EXERCISE: Extract every line from the records below that contains the word "탈북보다".

MATERIAL FOR THIS TASK:
========

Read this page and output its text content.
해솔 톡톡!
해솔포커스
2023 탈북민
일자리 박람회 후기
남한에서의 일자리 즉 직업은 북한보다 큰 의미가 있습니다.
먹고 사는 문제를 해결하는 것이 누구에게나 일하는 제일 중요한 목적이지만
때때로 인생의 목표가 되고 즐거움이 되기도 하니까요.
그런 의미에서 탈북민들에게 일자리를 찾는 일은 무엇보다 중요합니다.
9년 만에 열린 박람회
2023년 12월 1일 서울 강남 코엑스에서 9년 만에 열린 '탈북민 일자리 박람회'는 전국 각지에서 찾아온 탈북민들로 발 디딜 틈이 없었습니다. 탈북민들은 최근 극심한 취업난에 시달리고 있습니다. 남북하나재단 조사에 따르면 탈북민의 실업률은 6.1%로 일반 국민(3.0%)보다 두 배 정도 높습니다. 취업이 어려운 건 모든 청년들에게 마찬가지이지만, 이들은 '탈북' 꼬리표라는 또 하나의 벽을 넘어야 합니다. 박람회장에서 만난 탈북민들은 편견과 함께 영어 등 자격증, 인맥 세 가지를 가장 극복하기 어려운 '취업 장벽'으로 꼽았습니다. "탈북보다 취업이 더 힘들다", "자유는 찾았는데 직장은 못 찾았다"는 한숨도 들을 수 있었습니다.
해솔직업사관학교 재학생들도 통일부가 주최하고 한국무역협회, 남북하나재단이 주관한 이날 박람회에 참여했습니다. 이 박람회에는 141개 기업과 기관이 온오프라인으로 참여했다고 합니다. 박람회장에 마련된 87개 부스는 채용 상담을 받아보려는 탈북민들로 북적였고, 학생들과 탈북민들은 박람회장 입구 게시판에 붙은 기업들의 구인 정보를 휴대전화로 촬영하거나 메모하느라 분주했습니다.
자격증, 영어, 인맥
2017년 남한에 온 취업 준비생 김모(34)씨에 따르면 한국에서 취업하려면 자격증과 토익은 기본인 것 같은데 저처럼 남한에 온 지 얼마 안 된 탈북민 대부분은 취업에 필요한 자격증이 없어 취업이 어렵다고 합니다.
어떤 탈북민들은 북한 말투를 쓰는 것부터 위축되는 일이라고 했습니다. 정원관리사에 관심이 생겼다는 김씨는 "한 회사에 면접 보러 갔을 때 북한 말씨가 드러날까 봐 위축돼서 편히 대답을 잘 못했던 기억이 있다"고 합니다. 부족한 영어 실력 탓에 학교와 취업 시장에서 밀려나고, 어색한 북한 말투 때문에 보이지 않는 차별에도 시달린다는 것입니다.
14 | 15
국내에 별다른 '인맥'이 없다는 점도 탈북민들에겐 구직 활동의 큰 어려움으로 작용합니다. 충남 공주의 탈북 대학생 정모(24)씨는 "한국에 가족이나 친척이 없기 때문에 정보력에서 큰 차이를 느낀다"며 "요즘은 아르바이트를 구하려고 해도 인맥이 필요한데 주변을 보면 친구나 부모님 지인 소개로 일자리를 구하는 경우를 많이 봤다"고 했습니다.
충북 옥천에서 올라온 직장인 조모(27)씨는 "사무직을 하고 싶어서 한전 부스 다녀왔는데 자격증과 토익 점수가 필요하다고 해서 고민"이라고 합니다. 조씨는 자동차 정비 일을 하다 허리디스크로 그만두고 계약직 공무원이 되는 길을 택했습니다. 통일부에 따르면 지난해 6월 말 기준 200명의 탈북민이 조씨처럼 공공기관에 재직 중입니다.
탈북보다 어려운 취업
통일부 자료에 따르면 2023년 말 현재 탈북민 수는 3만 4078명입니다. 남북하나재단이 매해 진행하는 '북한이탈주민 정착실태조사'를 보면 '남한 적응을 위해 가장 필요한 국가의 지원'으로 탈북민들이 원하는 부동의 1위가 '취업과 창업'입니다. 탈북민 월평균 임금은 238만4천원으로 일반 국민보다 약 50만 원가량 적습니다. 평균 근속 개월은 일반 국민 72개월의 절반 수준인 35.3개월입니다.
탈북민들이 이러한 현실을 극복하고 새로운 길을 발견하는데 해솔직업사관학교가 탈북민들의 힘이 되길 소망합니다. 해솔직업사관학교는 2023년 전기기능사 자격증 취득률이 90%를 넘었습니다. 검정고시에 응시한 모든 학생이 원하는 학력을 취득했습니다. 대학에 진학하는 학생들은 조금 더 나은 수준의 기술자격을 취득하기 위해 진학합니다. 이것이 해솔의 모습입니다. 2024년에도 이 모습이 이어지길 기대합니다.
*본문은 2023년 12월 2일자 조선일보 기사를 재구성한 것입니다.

========

ANSWER TO THE TASK:
2023년 12월 1일 서울 강남 코엑스에서 9년 만에 열린 '탈북민 일자리 박람회'는 전국 각지에서 찾아온 탈북민들로 발 디딜 틈이 없었습니다. 탈북민들은 최근 극심한 취업난에 시달리고 있습니다. 남북하나재단 조사에 따르면 탈북민의 실업률은 6.1%로 일반 국민(3.0%)보다 두 배 정도 높습니다. 취업이 어려운 건 모든 청년들에게 마찬가지이지만, 이들은 '탈북' 꼬리표라는 또 하나의 벽을 넘어야 합니다. 박람회장에서 만난 탈북민들은 편견과 함께 영어 등 자격증, 인맥 세 가지를 가장 극복하기 어려운 '취업 장벽'으로 꼽았습니다. "탈북보다 취업이 더 힘들다", "자유는 찾았는데 직장은 못 찾았다"는 한숨도 들을 수 있었습니다.
탈북보다 어려운 취업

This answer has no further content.